## [SOURCE]
Start

Now that we confirmed that we have a real edge, we can assess if our strategy produces alpha versus our benchmark and the market.

# against reference benchmark
X = bt_ref.portfolio_perf.Perf.dropna()
y = bt.portfolio_perf.Perf.dropna()
model = sm.GLS(y,sm.add_constant(X))
res = model.fit()
res.summary()
print(res.params[0]*260) # annualized alpha

We have a beta (vs reference) close to 1 and a positive annualized alpha of 1.57%, the loadings are statistically robust.

We can do the same exercise, but with the FF-5 Factors instead of our reference strategy.

# against FF-5 factors
y = bt.portfolio_perf.Perf.dropna()
X = factors_raw.drop(columns=['RF']) / 100
X = X.loc[y.index]
y = y.loc[X.index]
model = sm.GLS(y,sm.add_constant(X))
res = model.fit()
res.summary()
print(res.params.const*260) # annualized alpha

With this model, we have a low market beta of 0.95, neutral exposure to Size (SMB) and Value (HML), positive exposure to Profitability (RMW) and Investment (CMA). The alpha is robust and positive, around 3.8% annually.

We may also check, on a rolling window, market beta and alpha behaviors.

End

## [BRIEF 1]
In the walkthrough on strategy alpha, what reason does the writer give for being ready to check whether the strategy produces alpha against the benchmark and the market?
## [BRIEF 2]
Decide whether each statement agrees with the walkthrough on strategy alpha. Answer yes or no, and quote the words from the text that settle it.
(a) Against the reference benchmark, the strategy shows a positive annualized alpha of 1.57%.
(b) The FF-5 model shows positive exposure to Size (SMB).
(c) With the FF-5 factors, the alpha comes to around 3.8% a year.
## [BRIEF 3]
Write the next part of the walkthrough on strategy alpha, picking up right after its final sentence.

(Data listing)
Start

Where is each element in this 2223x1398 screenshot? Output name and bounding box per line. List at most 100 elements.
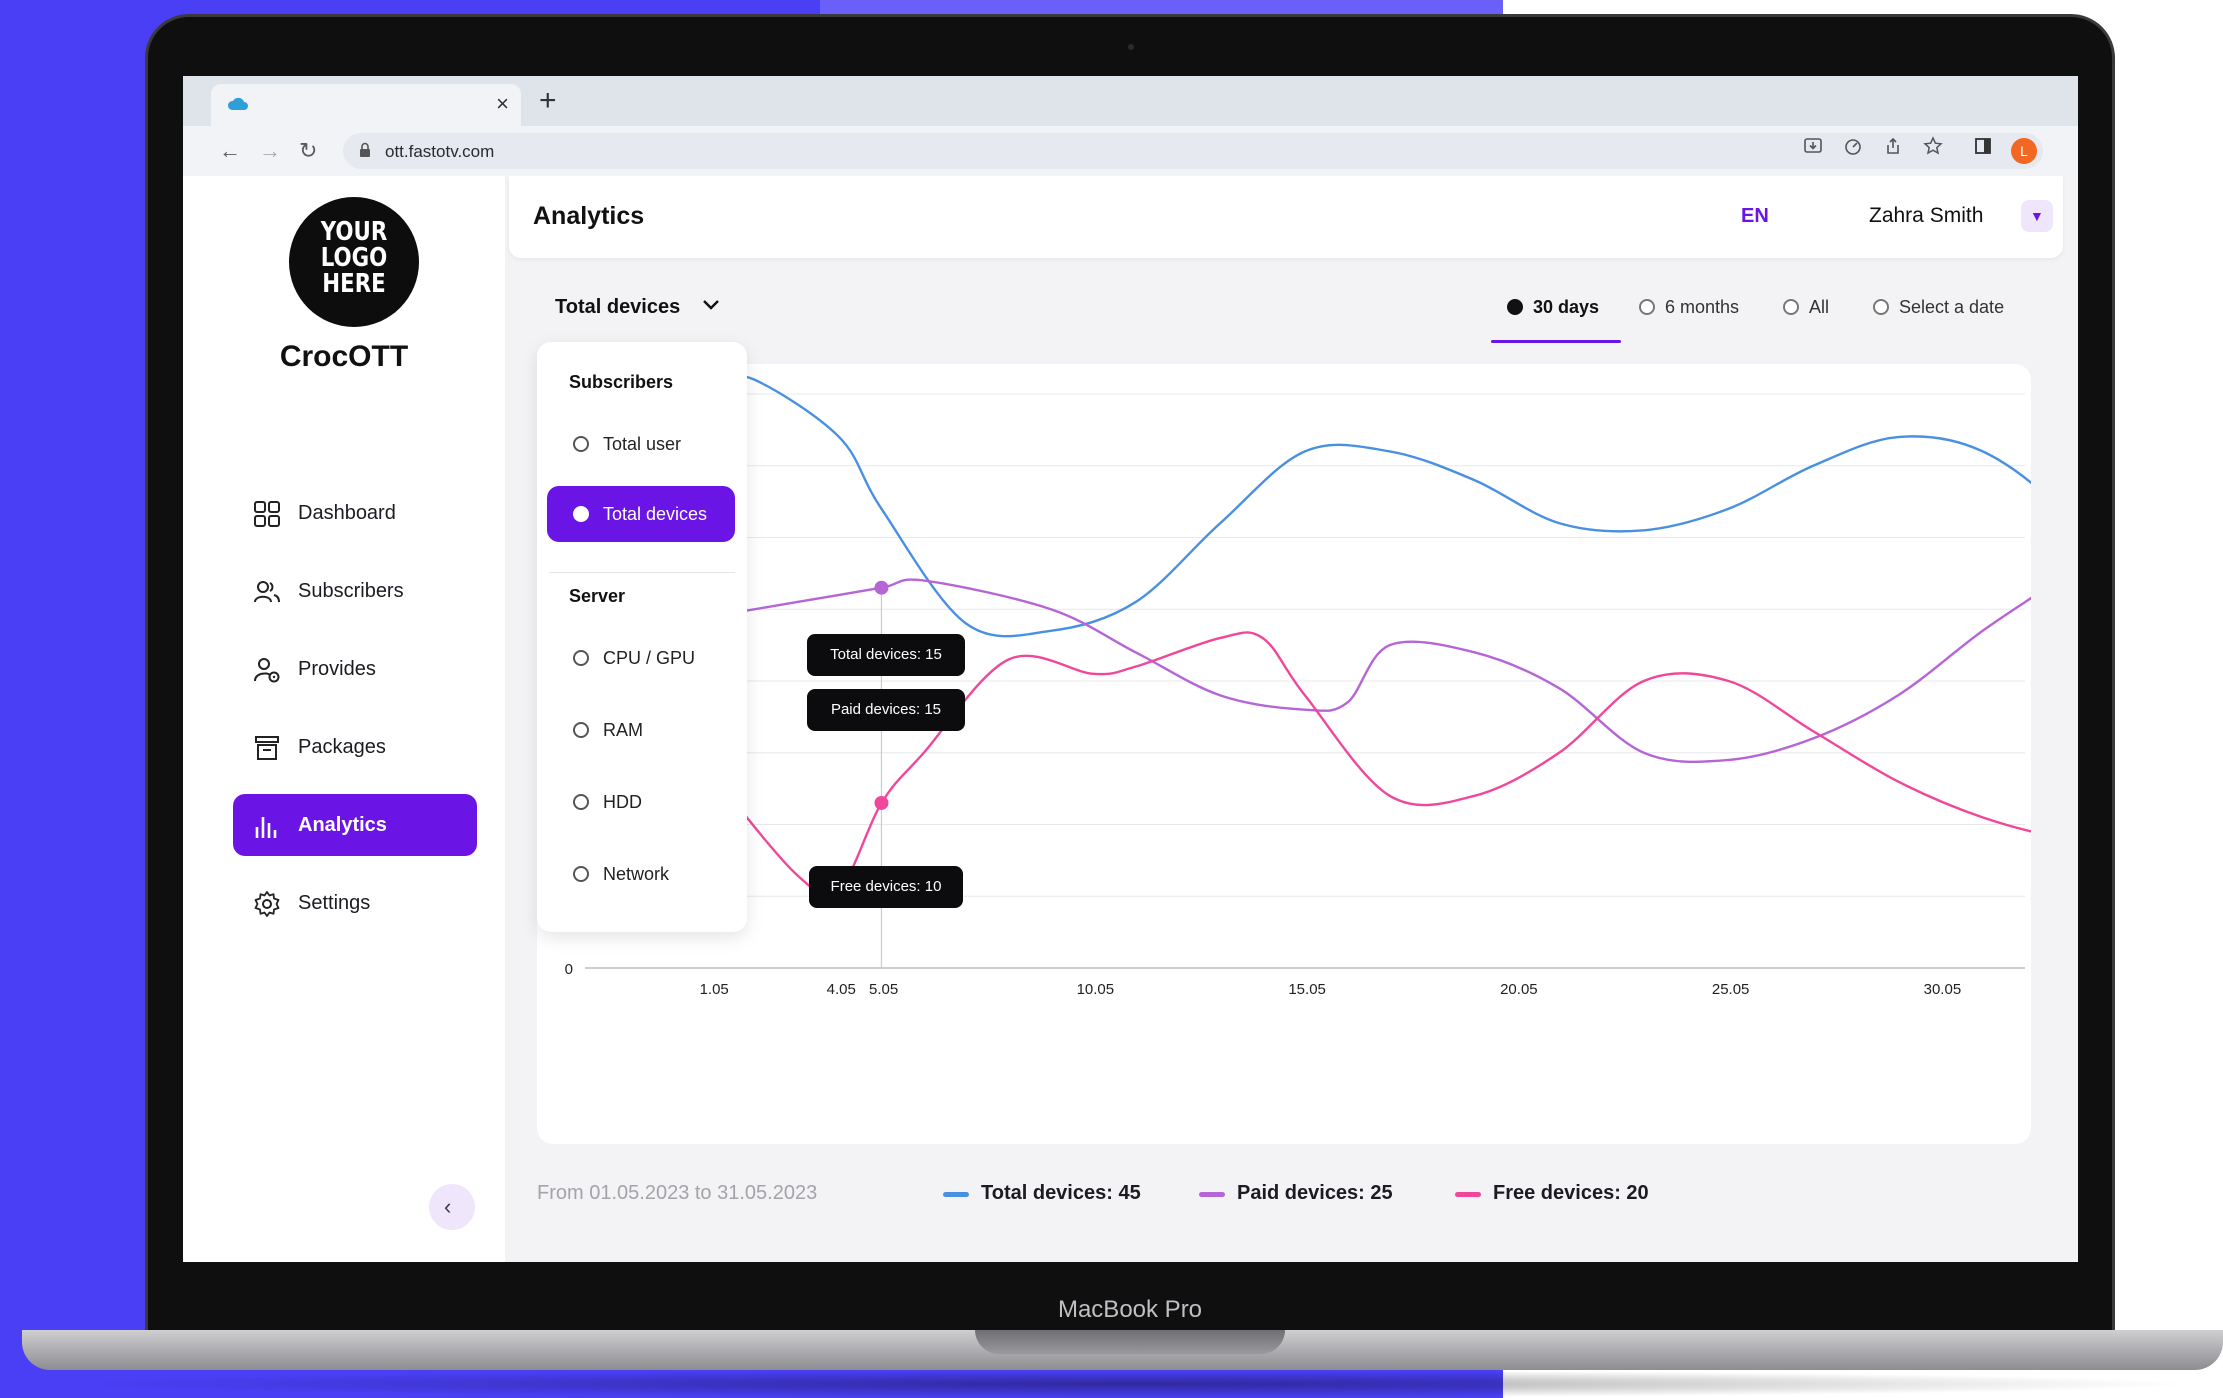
range-option-label: Select a date	[1899, 297, 2005, 317]
legend-label: Free devices: 20	[1493, 1182, 1649, 1204]
tab-close-icon[interactable]: ×	[496, 91, 509, 117]
back-arrow-icon[interactable]: ←	[219, 138, 241, 164]
browser-tab-bar: × +	[183, 76, 2078, 126]
performance-icon[interactable]	[1843, 136, 1863, 156]
metric-select[interactable]: Total devices	[555, 296, 719, 319]
sidebar-item-label: Analytics	[298, 814, 387, 836]
user-name[interactable]: Zahra Smith	[1869, 204, 1983, 228]
sidebar-item-label: Dashboard	[298, 502, 396, 524]
gear-icon	[254, 891, 280, 917]
sidebar-item-label: Provides	[298, 658, 376, 680]
menu-option-ram[interactable]: RAM	[547, 702, 735, 758]
legend-label: Total devices: 45	[981, 1182, 1141, 1204]
url-bar[interactable]: ott.fastotv.com	[343, 133, 2043, 169]
menu-option-label: CPU / GPU	[603, 648, 696, 668]
line-chart: 010201.054.055.0510.0515.0520.0525.0530.…	[556, 374, 2031, 998]
share-icon[interactable]	[1883, 136, 1903, 156]
legend-swatch	[1199, 1192, 1225, 1197]
radio-icon	[573, 650, 589, 666]
x-tick-label: 20.05	[1500, 981, 1538, 998]
screen: × + ← → ↻ ott.fastotv.com L YOUR LOGO HE…	[183, 76, 2078, 1262]
logo-text: YOUR LOGO HERE	[320, 217, 388, 299]
date-range-text: From 01.05.2023 to 31.05.2023	[537, 1182, 818, 1204]
camera-dot	[1128, 44, 1134, 50]
menu-divider	[549, 572, 735, 573]
radio-icon	[1873, 299, 1889, 315]
tooltip-paid-devices: Paid devices: 15	[807, 689, 965, 731]
x-tick-label: 5.05	[869, 981, 898, 998]
radio-icon	[1507, 299, 1523, 315]
menu-option-label: Total devices	[603, 504, 708, 524]
sidebar-item-subscribers[interactable]: Subscribers	[233, 560, 477, 622]
metric-dropdown-menu: Subscribers Total user Total devices Ser…	[537, 342, 747, 932]
new-tab-button[interactable]: +	[539, 84, 557, 118]
menu-option-cpu-gpu[interactable]: CPU / GPU	[547, 630, 735, 686]
radio-icon	[573, 866, 589, 882]
range-option-label: 30 days	[1533, 297, 1600, 317]
sidebar-item-label: Subscribers	[298, 580, 404, 602]
laptop-shadow	[60, 1370, 2200, 1398]
profile-avatar[interactable]: L	[2011, 138, 2037, 164]
logo: YOUR LOGO HERE	[289, 197, 419, 327]
sidebar-item-analytics[interactable]: Analytics	[233, 794, 477, 856]
highlight-point-paid	[874, 580, 889, 595]
laptop-notch	[975, 1330, 1285, 1354]
url-text: ott.fastotv.com	[385, 142, 495, 161]
app: YOUR LOGO HERE CrocOTT Dashboard Subscri…	[183, 176, 2078, 1262]
range-active-underline	[1491, 340, 1621, 343]
menu-option-hdd[interactable]: HDD	[547, 774, 735, 830]
menu-option-label: HDD	[603, 792, 642, 812]
sidebar-toggle-icon[interactable]	[1973, 136, 1993, 156]
series-line-total-devices	[711, 374, 2031, 638]
sidebar-item-label: Packages	[298, 736, 386, 758]
x-tick-label: 4.05	[827, 981, 856, 998]
user-menu-button[interactable]: ▼	[2021, 200, 2053, 232]
forward-arrow-icon[interactable]: →	[259, 138, 281, 164]
laptop-model-label: MacBook Pro	[1057, 1296, 1203, 1323]
chart-card: 010201.054.055.0510.0515.0520.0525.0530.…	[537, 364, 2031, 1144]
radio-icon	[573, 722, 589, 738]
sidebar-item-packages[interactable]: Packages	[233, 716, 477, 778]
caret-down-icon: ▼	[2030, 208, 2044, 224]
collapse-sidebar-button[interactable]: ‹	[429, 1184, 475, 1230]
install-icon[interactable]	[1803, 136, 1823, 156]
legend-swatch	[943, 1192, 969, 1197]
range-option-label: All	[1809, 297, 1830, 317]
chevron-left-icon: ‹	[444, 1194, 452, 1219]
sidebar-item-dashboard[interactable]: Dashboard	[233, 482, 477, 544]
page-title: Analytics	[533, 202, 645, 230]
bar-chart-icon	[255, 817, 277, 838]
sidebar-item-settings[interactable]: Settings	[233, 872, 477, 934]
sidebar-item-provides[interactable]: Provides	[233, 638, 477, 700]
menu-option-network[interactable]: Network	[547, 846, 735, 902]
menu-section-title: Server	[569, 586, 626, 606]
tooltip-total-devices: Total devices: 15	[807, 634, 965, 676]
grid-icon	[254, 501, 280, 527]
browser-tab[interactable]: ×	[211, 84, 521, 126]
menu-option-label: Network	[603, 864, 670, 884]
header: Analytics EN Zahra Smith ▼	[509, 176, 2063, 258]
browser-toolbar: ← → ↻ ott.fastotv.com L	[183, 126, 2078, 176]
radio-icon	[573, 794, 589, 810]
y-tick-label: 0	[565, 961, 573, 978]
brand-name: CrocOTT	[279, 340, 409, 373]
box-icon	[255, 736, 279, 760]
radio-icon	[1639, 299, 1655, 315]
star-icon[interactable]	[1923, 136, 1943, 156]
lock-icon	[360, 142, 370, 157]
x-tick-label: 10.05	[1077, 981, 1115, 998]
legend-label: Paid devices: 25	[1237, 1182, 1393, 1204]
x-tick-label: 1.05	[700, 981, 729, 998]
menu-option-total-user[interactable]: Total user	[547, 416, 735, 472]
metric-select-label: Total devices	[555, 296, 681, 318]
menu-option-total-devices[interactable]: Total devices	[547, 486, 735, 542]
sidebar: YOUR LOGO HERE CrocOTT Dashboard Subscri…	[183, 176, 505, 1262]
x-tick-label: 25.05	[1712, 981, 1750, 998]
x-tick-label: 30.05	[1924, 981, 1962, 998]
language-button[interactable]: EN	[1741, 205, 1769, 228]
reload-icon[interactable]: ↻	[299, 138, 317, 164]
background-band	[820, 0, 1503, 14]
sidebar-item-label: Settings	[298, 892, 371, 914]
users-icon	[254, 581, 280, 603]
tooltip-free-devices: Free devices: 10	[809, 866, 963, 908]
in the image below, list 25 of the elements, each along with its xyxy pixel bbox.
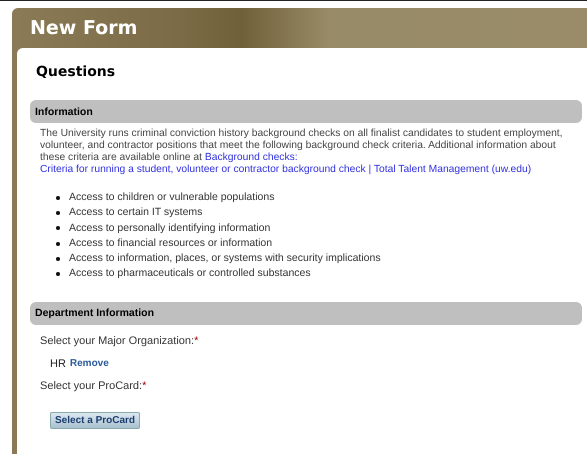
information-paragraph: The University runs criminal conviction history background checks on all finalist candidates to student employment, volunteer, and contractor positions that meet the following background check criteria. Additional information about these criteria are available online at Background checks: Criteria for running a student, volunteer or contractor background check | Total Talent Management (uw.edu): [40, 128, 564, 176]
bullet-icon: [56, 196, 60, 200]
criteria-item: Access to financial resources or information: [69, 236, 272, 251]
criteria-item: Access to information, places, or systems with security implications: [69, 251, 381, 266]
bullet-icon: [56, 226, 60, 230]
background-checks-link[interactable]: Criteria for running a student, volunteer or contractor background check | Total Talent Management: [40, 164, 489, 175]
bullet-icon: [56, 256, 60, 261]
select-procard-button[interactable]: Select a ProCard: [50, 412, 140, 429]
bullet-icon: [56, 272, 60, 276]
background-checks-link[interactable]: Background checks:: [204, 152, 298, 163]
criteria-item: Access to certain IT systems: [69, 205, 202, 220]
background-checks-link[interactable]: (uw.edu): [492, 164, 532, 175]
window-title: New Form: [29, 16, 138, 41]
criteria-item: Access to pharmaceuticals or controlled substances: [69, 266, 311, 282]
selected-value: HR: [50, 358, 66, 370]
bullet-icon: [56, 242, 60, 246]
bullet-icon: [56, 210, 60, 215]
field-label: Select your Major Organization:*: [40, 334, 200, 347]
section-header: Department Information: [30, 302, 582, 325]
section-header: Information: [30, 100, 582, 123]
field-label: Select your ProCard:*: [40, 380, 148, 392]
remove-link[interactable]: Remove: [70, 358, 109, 370]
criteria-item: Access to children or vulnerable populations: [69, 190, 274, 205]
page-heading: Questions: [36, 64, 116, 80]
criteria-item: Access to personally identifying information: [69, 220, 270, 236]
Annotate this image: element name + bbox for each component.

End

## [EXPECTED OUTPUT 1]
The writer says they can now check for alpha because they have already confirmed that the strategy has a real edge.

## [EXPECTED OUTPUT 2]
(a) Yes: "a positive annualized alpha of 1.57%"
(b) No: "neutral exposure to Size (SMB) and Value (HML)"
(c) Yes: "The alpha is robust and positive, around 3.8% annually."

## [EXPECTED OUTPUT 3]
# we can also check the stability of alpha and market beta coefficients through time
model_roll = RollingOLS(y, sm.add_constant(X), window=260)
res_roll = model_roll.fit()

plt.figure(figsize=(10, 6))
(res_roll.params.const*260).plot()
(res_roll.params.const*0+res_roll.params.const.mean()*260).plot(linestyle='dashed')

plt.figure(figsize=(10, 6))
(res_roll.params['Mkt-RF']).plot()
(res_roll.params['Mkt-RF']*0+res_roll.params['Mkt-RF'].mean()).plot(linestyle='dashed')

We can have a look at annual calendar performances, to see if returns were stable over time.

# calendar returns
calendar_returns = pd.concat([(bt.portfolio_perf.Value.groupby(bt.portfolio_perf.index.year).last() / bt.portfolio_perf.Value.groupby(bt.portfolio_perf.index.year).last().shift(1) - 1), 
          bt_ref.portfolio_perf.Value.groupby(bt_ref.portfolio_perf.index.year).last() / bt_ref.portfolio_perf.Value.groupby(bt_ref.portfolio_perf.index.year).last().shift(1) - 1], axis=1, ignore_index=True).transpose().dropna(axis=1).rename(index={0:'Ptf', 1:'Ref'}).transpose()
calendar_returns["Excess"] = calendar_returns["Ptf"] - calendar_returns["Ref"]

plt.figure(figsize=(10, 6))
plt.plot(test_data.value_yoy.resample('Y').last().index.year, test_data.value_yoy.resample('Y').last(), 
         linestyle="dashed", alpha=2, label="US CPI YoY", color='red')
plt.bar(calendar_returns.index, calendar_returns.Excess, label='Excess returns')
plt.legend()
plt.grid(True, linestyle="-.")
plt.show()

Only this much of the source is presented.